Goal of the exercise: What follows is a listing. Return every line of it exactly.

The data:
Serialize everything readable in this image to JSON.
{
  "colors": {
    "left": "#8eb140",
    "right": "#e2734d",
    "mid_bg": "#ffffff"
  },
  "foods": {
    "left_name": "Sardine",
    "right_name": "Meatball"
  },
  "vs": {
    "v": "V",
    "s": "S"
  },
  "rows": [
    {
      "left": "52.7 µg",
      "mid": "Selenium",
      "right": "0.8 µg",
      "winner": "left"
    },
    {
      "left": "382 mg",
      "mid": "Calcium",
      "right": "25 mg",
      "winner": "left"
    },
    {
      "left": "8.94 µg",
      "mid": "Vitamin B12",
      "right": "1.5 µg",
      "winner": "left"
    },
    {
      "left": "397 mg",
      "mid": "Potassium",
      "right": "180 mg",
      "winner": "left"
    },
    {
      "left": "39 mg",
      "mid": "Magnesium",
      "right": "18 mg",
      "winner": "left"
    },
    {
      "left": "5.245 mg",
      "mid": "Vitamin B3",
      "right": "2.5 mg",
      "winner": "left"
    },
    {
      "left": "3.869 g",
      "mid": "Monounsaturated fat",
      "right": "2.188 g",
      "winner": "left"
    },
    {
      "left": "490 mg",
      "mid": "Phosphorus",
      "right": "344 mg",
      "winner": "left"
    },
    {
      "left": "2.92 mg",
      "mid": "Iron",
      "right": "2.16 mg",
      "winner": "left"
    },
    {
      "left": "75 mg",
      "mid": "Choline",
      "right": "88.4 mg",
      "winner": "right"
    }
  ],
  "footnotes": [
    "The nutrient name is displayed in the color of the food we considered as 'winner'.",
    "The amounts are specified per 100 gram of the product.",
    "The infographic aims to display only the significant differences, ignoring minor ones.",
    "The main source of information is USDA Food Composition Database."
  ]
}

Answer to this exercise:
Serialize everything readable in this image to JSON.
{
  "colors": {
    "left": "#8eb140",
    "right": "#e2734d",
    "mid_bg": "#ffffff"
  },
  "foods": {
    "left_name": "Sardine",
    "right_name": "Meatball"
  },
  "vs": {
    "v": "V",
    "s": "S"
  },
  "rows": [
    {
      "left": "52.7 µg",
      "mid": "Selenium",
      "right": "0.8 µg",
      "winner": "left"
    },
    {
      "left": "382 mg",
      "mid": "Calcium",
      "right": "25 mg",
      "winner": "left"
    },
    {
      "left": "8.94 µg",
      "mid": "Vitamin B12",
      "right": "1.5 µg",
      "winner": "left"
    },
    {
      "left": "397 mg",
      "mid": "Potassium",
      "right": "180 mg",
      "winner": "left"
    },
    {
      "left": "39 mg",
      "mid": "Magnesium",
      "right": "18 mg",
      "winner": "left"
    },
    {
      "left": "5.245 mg",
      "mid": "Vitamin B3",
      "right": "2.5 mg",
      "winner": "left"
    },
    {
      "left": "3.869 g",
      "mid": "Monounsaturated fat",
      "right": "2.188 g",
      "winner": "left"
    },
    {
      "left": "490 mg",
      "mid": "Phosphorus",
      "right": "344 mg",
      "winner": "left"
    },
    {
      "left": "2.92 mg",
      "mid": "Iron",
      "right": "2.16 mg",
      "winner": "left"
    },
    {
      "left": "75 mg",
      "mid": "Choline",
      "right": "88.4 mg",
      "winner": "right"
    }
  ],
  "footnotes": [
    "The nutrient name is displayed in the color of the food we considered as 'winner'.",
    "The amounts are specified per 100 gram of the product.",
    "The infographic aims to display only the significant differences, ignoring minor ones.",
    "The main source of information is USDA Food Composition Database."
  ]
}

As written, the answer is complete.